> **Problem statement**
What you return must match the listing below exactly, minus any pictures.

+++ Material to process +++

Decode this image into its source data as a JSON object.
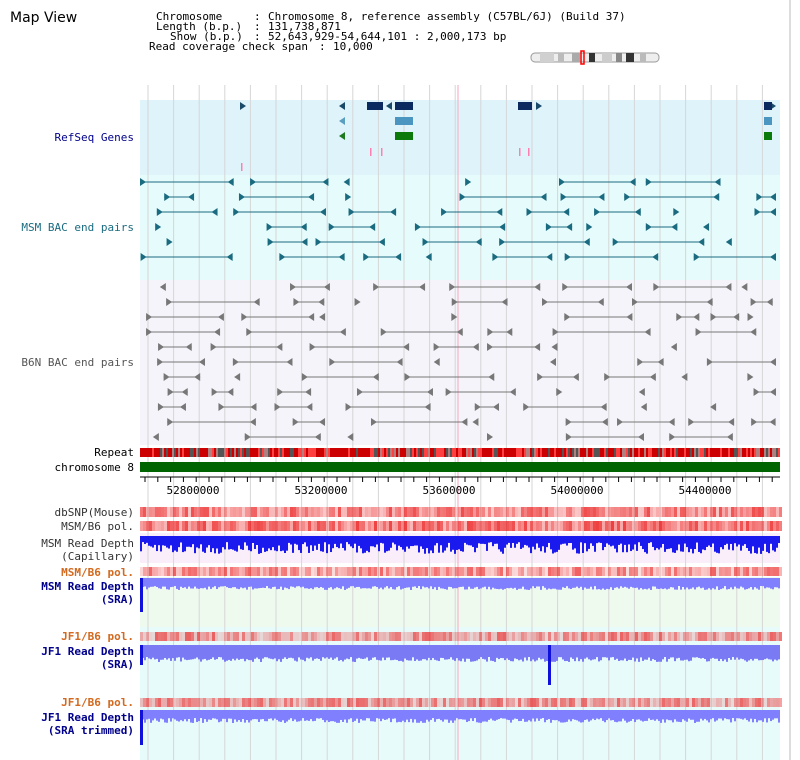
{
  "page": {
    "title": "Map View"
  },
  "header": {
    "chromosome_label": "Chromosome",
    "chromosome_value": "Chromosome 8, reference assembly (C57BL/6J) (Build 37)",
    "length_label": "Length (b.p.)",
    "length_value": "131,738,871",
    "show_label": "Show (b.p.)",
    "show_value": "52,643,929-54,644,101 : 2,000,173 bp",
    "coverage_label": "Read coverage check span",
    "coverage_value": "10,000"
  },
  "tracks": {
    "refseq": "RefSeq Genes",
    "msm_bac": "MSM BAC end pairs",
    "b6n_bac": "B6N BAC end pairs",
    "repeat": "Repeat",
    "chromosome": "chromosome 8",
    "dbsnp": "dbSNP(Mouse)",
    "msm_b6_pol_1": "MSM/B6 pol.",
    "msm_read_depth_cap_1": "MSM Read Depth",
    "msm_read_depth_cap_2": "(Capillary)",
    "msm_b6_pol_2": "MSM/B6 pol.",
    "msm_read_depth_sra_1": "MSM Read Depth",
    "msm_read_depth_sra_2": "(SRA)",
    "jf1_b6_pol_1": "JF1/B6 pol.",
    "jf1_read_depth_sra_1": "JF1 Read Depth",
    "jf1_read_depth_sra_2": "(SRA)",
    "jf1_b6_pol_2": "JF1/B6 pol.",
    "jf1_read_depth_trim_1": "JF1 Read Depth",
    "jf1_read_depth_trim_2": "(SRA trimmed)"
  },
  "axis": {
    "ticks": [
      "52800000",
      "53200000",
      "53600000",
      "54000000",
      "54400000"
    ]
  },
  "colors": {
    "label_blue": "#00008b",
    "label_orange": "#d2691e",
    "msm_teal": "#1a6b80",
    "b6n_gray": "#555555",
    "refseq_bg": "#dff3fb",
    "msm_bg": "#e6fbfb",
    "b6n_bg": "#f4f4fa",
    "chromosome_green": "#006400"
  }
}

+++

> **Your solution**
Decode this image into its source data as a JSON object.
{
  "page": {
    "title": "Map View"
  },
  "header": {
    "chromosome_label": "Chromosome",
    "chromosome_value": "Chromosome 8, reference assembly (C57BL/6J) (Build 37)",
    "length_label": "Length (b.p.)",
    "length_value": "131,738,871",
    "show_label": "Show (b.p.)",
    "show_value": "52,643,929-54,644,101 : 2,000,173 bp",
    "coverage_label": "Read coverage check span",
    "coverage_value": "10,000"
  },
  "tracks": {
    "refseq": "RefSeq Genes",
    "msm_bac": "MSM BAC end pairs",
    "b6n_bac": "B6N BAC end pairs",
    "repeat": "Repeat",
    "chromosome": "chromosome 8",
    "dbsnp": "dbSNP(Mouse)",
    "msm_b6_pol_1": "MSM/B6 pol.",
    "msm_read_depth_cap_1": "MSM Read Depth",
    "msm_read_depth_cap_2": "(Capillary)",
    "msm_b6_pol_2": "MSM/B6 pol.",
    "msm_read_depth_sra_1": "MSM Read Depth",
    "msm_read_depth_sra_2": "(SRA)",
    "jf1_b6_pol_1": "JF1/B6 pol.",
    "jf1_read_depth_sra_1": "JF1 Read Depth",
    "jf1_read_depth_sra_2": "(SRA)",
    "jf1_b6_pol_2": "JF1/B6 pol.",
    "jf1_read_depth_trim_1": "JF1 Read Depth",
    "jf1_read_depth_trim_2": "(SRA trimmed)"
  },
  "axis": {
    "ticks": [
      "52800000",
      "53200000",
      "53600000",
      "54000000",
      "54400000"
    ]
  },
  "colors": {
    "label_blue": "#00008b",
    "label_orange": "#d2691e",
    "msm_teal": "#1a6b80",
    "b6n_gray": "#555555",
    "refseq_bg": "#dff3fb",
    "msm_bg": "#e6fbfb",
    "b6n_bg": "#f4f4fa",
    "chromosome_green": "#006400"
  }
}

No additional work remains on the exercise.